== Task input ==

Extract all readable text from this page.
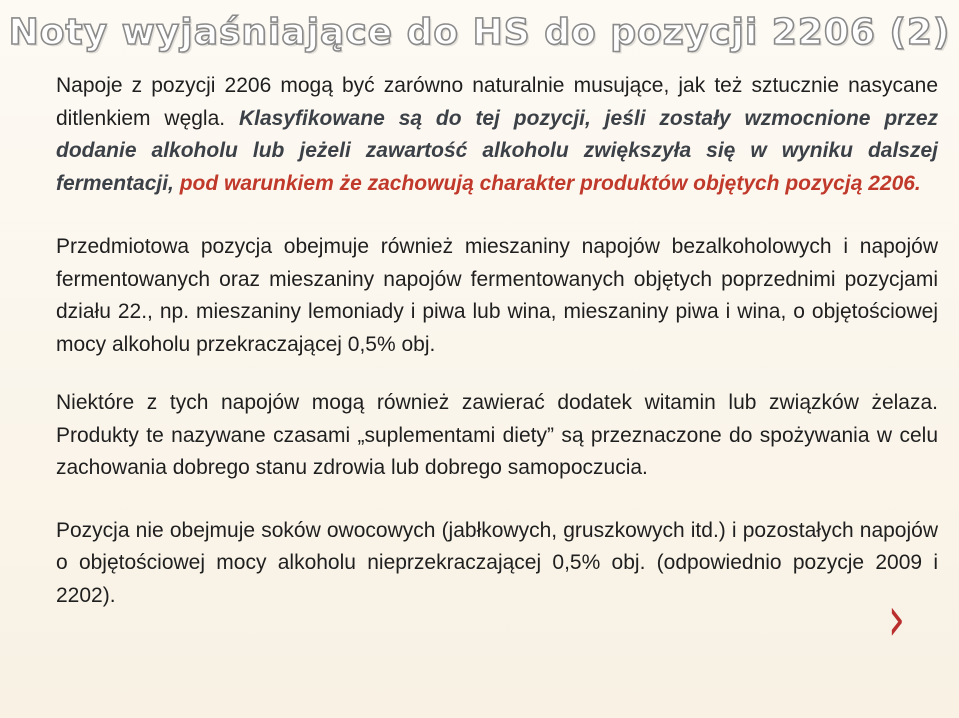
Noty wyjaśniające do HS do pozycji 2206 (2)

Napoje z pozycji 2206 mogą być zarówno naturalnie musujące, jak też sztucznie nasycane ditlenkiem węgla. Klasyfikowane są do tej pozycji, jeśli zostały wzmocnione przez dodanie alkoholu lub jeżeli zawartość alkoholu zwiększyła się w wyniku dalszej fermentacji, pod warunkiem że zachowują charakter produktów objętych pozycją 2206.

Przedmiotowa pozycja obejmuje również mieszaniny napojów bezalkoholowych i napojów fermentowanych oraz mieszaniny napojów fermentowanych objętych poprzednimi pozycjami działu 22., np. mieszaniny lemoniady i piwa lub wina, mieszaniny piwa i wina, o objętościowej mocy alkoholu przekraczającej 0,5% obj.

Niektóre z tych napojów mogą również zawierać dodatek witamin lub związków żelaza. Produkty te nazywane czasami „suplementami diety” są przeznaczone do spożywania w celu zachowania dobrego stanu zdrowia lub dobrego samopoczucia.

Pozycja nie obejmuje soków owocowych (jabłkowych, gruszkowych itd.) i pozostałych napojów o objętościowej mocy alkoholu nieprzekraczającej 0,5% obj. (odpowiednio pozycje 2009 i 2202).	›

===

**What to work on:** Identify and extract each line of the listing that contains "alkoholu".

**Output of the task:**
Napoje z pozycji 2206 mogą być zarówno naturalnie musujące, jak też sztucznie nasycane ditlenkiem węgla. Klasyfikowane są do tej pozycji, jeśli zostały wzmocnione przez dodanie alkoholu lub jeżeli zawartość alkoholu zwiększyła się w wyniku dalszej fermentacji, pod warunkiem że zachowują charakter produktów objętych pozycją 2206.
Przedmiotowa pozycja obejmuje również mieszaniny napojów bezalkoholowych i napojów fermentowanych oraz mieszaniny napojów fermentowanych objętych poprzednimi pozycjami działu 22., np. mieszaniny lemoniady i piwa lub wina, mieszaniny piwa i wina, o objętościowej mocy alkoholu przekraczającej 0,5% obj.
Pozycja nie obejmuje soków owocowych (jabłkowych, gruszkowych itd.) i pozostałych napojów o objętościowej mocy alkoholu nieprzekraczającej 0,5% obj. (odpowiednio pozycje 2009 i 2202).	›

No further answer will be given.